SUPPLIED INFORMATION:
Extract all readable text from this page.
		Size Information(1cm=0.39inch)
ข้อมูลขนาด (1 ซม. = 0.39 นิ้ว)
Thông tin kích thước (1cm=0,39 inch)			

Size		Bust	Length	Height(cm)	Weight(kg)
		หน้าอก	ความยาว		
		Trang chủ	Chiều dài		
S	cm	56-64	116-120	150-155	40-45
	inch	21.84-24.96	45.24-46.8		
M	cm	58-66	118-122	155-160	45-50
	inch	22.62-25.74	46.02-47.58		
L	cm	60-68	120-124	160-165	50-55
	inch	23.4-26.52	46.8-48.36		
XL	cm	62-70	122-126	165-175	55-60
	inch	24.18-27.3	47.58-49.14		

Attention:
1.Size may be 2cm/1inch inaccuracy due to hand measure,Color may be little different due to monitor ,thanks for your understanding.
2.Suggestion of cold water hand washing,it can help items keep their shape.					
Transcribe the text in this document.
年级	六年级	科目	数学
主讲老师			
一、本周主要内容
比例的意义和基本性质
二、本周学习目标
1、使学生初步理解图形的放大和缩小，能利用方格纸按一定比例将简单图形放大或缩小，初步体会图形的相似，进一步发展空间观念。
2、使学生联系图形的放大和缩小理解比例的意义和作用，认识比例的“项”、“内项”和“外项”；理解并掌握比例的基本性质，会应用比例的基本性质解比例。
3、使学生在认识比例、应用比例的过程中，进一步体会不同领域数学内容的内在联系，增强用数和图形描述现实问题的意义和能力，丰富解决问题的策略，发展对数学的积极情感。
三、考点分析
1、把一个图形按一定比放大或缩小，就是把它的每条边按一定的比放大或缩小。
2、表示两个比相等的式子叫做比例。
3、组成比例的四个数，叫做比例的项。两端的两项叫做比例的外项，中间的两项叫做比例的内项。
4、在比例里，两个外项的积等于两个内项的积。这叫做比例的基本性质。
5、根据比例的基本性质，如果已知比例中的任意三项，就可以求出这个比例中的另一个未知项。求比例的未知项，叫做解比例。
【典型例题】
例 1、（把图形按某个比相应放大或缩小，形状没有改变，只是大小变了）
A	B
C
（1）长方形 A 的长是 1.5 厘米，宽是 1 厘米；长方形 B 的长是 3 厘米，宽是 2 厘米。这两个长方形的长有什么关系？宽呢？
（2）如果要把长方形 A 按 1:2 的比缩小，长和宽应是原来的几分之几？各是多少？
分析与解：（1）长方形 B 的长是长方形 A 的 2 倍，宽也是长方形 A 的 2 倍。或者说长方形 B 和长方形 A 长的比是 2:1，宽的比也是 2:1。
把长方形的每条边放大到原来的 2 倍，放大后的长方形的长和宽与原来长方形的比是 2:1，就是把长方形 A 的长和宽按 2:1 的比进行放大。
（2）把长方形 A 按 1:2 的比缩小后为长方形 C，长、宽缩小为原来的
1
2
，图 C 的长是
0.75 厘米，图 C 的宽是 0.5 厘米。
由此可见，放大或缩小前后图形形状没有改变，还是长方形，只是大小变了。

WHAT YOU NEED TO DO:
Retype the whole listing above exactly.

ANSWER TO THE PROBLEM:
Extract all readable text from this page.
		Size Information(1cm=0.39inch)
ข้อมูลขนาด (1 ซม. = 0.39 นิ้ว)
Thông tin kích thước (1cm=0,39 inch)			

Size		Bust	Length	Height(cm)	Weight(kg)
		หน้าอก	ความยาว		
		Trang chủ	Chiều dài		
S	cm	56-64	116-120	150-155	40-45
	inch	21.84-24.96	45.24-46.8		
M	cm	58-66	118-122	155-160	45-50
	inch	22.62-25.74	46.02-47.58		
L	cm	60-68	120-124	160-165	50-55
	inch	23.4-26.52	46.8-48.36		
XL	cm	62-70	122-126	165-175	55-60
	inch	24.18-27.3	47.58-49.14		

Attention:
1.Size may be 2cm/1inch inaccuracy due to hand measure,Color may be little different due to monitor ,thanks for your understanding.
2.Suggestion of cold water hand washing,it can help items keep their shape.					
Transcribe the text in this document.
年级	六年级	科目	数学
主讲老师			
一、本周主要内容
比例的意义和基本性质
二、本周学习目标
1、使学生初步理解图形的放大和缩小，能利用方格纸按一定比例将简单图形放大或缩小，初步体会图形的相似，进一步发展空间观念。
2、使学生联系图形的放大和缩小理解比例的意义和作用，认识比例的“项”、“内项”和“外项”；理解并掌握比例的基本性质，会应用比例的基本性质解比例。
3、使学生在认识比例、应用比例的过程中，进一步体会不同领域数学内容的内在联系，增强用数和图形描述现实问题的意义和能力，丰富解决问题的策略，发展对数学的积极情感。
三、考点分析
1、把一个图形按一定比放大或缩小，就是把它的每条边按一定的比放大或缩小。
2、表示两个比相等的式子叫做比例。
3、组成比例的四个数，叫做比例的项。两端的两项叫做比例的外项，中间的两项叫做比例的内项。
4、在比例里，两个外项的积等于两个内项的积。这叫做比例的基本性质。
5、根据比例的基本性质，如果已知比例中的任意三项，就可以求出这个比例中的另一个未知项。求比例的未知项，叫做解比例。
【典型例题】
例 1、（把图形按某个比相应放大或缩小，形状没有改变，只是大小变了）
A	B
C
（1）长方形 A 的长是 1.5 厘米，宽是 1 厘米；长方形 B 的长是 3 厘米，宽是 2 厘米。这两个长方形的长有什么关系？宽呢？
（2）如果要把长方形 A 按 1:2 的比缩小，长和宽应是原来的几分之几？各是多少？
分析与解：（1）长方形 B 的长是长方形 A 的 2 倍，宽也是长方形 A 的 2 倍。或者说长方形 B 和长方形 A 长的比是 2:1，宽的比也是 2:1。
把长方形的每条边放大到原来的 2 倍，放大后的长方形的长和宽与原来长方形的比是 2:1，就是把长方形 A 的长和宽按 2:1 的比进行放大。
（2）把长方形 A 按 1:2 的比缩小后为长方形 C，长、宽缩小为原来的
1
2
，图 C 的长是
0.75 厘米，图 C 的宽是 0.5 厘米。
由此可见，放大或缩小前后图形形状没有改变，还是长方形，只是大小变了。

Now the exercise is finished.